-------- The input --------

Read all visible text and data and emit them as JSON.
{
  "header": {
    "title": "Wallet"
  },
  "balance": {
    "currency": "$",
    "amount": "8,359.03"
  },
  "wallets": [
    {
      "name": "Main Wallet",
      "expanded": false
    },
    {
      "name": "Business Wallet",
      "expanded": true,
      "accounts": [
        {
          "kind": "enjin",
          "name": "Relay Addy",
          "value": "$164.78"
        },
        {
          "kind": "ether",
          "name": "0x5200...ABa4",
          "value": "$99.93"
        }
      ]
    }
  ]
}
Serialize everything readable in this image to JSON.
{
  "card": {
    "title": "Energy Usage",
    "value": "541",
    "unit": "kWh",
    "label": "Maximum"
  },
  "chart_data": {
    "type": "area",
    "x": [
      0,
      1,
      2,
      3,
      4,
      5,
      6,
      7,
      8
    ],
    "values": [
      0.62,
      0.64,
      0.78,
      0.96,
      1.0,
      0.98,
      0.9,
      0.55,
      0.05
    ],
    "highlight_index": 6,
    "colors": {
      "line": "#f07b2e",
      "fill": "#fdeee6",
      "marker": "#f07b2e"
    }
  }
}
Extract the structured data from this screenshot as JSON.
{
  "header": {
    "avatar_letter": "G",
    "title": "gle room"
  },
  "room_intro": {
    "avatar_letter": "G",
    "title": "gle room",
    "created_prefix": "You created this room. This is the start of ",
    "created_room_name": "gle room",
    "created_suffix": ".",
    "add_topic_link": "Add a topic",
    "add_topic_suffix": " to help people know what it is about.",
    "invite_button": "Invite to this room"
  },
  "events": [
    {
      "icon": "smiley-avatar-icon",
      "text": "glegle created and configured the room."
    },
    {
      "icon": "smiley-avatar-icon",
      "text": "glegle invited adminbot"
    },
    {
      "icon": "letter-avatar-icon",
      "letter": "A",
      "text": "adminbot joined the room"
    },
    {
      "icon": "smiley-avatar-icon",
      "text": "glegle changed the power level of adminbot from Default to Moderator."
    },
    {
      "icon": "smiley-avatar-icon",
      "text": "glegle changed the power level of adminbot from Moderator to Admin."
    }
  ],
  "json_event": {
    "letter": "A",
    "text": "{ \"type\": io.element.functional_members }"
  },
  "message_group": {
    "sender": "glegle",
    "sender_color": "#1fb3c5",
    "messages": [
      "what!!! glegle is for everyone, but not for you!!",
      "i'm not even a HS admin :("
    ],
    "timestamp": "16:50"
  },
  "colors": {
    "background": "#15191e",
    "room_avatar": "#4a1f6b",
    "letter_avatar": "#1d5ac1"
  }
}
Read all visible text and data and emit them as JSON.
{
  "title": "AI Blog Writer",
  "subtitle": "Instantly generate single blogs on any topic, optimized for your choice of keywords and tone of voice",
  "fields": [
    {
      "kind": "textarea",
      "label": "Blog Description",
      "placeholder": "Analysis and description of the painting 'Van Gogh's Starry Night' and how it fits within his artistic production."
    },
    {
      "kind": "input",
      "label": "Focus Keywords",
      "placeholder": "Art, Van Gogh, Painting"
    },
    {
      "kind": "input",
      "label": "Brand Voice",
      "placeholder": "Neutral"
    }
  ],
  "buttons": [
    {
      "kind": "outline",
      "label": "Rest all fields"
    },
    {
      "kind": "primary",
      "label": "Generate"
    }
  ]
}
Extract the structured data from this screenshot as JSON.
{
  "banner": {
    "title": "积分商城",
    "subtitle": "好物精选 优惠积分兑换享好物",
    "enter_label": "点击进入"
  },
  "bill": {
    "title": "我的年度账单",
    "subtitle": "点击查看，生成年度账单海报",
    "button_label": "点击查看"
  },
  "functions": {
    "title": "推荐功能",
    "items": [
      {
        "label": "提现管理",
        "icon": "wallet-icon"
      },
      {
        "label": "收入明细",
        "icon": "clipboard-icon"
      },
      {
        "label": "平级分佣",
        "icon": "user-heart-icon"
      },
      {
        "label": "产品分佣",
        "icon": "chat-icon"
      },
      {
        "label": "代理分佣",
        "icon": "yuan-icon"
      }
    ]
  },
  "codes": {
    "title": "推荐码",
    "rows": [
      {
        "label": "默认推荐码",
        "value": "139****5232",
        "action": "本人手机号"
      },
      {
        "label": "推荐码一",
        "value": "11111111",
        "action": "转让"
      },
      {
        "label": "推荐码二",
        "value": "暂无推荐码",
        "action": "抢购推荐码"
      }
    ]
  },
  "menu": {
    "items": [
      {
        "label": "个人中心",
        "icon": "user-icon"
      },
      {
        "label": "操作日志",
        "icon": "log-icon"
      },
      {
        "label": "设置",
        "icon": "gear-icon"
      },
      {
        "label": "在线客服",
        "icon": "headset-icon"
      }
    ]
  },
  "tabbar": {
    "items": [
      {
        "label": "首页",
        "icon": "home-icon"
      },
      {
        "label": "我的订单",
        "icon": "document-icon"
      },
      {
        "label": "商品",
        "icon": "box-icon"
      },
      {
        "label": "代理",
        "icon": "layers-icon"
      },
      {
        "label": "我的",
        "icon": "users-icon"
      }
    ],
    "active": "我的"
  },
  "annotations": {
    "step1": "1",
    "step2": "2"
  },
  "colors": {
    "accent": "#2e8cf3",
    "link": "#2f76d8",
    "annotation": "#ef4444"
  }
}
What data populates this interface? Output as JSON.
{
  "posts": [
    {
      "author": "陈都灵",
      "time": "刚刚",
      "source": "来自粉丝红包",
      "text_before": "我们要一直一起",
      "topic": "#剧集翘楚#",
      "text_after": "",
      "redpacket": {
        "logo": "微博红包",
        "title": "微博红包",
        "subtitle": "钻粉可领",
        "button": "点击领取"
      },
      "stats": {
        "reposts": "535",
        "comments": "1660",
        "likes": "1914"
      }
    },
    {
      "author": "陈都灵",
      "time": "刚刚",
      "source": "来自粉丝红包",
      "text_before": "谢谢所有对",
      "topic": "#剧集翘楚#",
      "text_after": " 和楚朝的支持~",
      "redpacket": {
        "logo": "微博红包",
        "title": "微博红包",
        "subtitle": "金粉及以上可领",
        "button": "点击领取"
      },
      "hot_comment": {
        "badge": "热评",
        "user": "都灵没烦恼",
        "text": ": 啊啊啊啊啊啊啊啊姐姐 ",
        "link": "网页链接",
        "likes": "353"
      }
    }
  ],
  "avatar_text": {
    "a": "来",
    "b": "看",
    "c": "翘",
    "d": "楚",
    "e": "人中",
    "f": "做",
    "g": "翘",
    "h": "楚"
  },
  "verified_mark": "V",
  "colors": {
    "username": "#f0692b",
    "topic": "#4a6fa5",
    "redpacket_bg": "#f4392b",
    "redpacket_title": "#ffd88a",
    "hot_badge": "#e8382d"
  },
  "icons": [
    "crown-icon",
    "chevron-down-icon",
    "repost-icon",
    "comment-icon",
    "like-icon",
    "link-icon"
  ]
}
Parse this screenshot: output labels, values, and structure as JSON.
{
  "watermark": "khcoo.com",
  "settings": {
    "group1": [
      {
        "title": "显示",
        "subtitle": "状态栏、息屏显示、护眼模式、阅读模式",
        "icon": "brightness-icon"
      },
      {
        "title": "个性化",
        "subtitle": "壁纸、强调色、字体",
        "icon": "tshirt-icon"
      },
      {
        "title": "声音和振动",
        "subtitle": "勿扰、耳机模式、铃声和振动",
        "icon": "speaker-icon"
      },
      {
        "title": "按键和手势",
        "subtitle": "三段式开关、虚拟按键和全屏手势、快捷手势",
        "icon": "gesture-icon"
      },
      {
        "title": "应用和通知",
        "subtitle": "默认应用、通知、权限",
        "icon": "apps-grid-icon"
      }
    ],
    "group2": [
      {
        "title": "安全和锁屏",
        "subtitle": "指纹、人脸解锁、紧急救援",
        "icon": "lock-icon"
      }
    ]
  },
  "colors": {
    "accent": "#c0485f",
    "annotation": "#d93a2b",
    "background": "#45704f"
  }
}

--------

Task prompt: What is the number of lines in the data that hold the string "values"? Answer with the number only.

Task answer: 2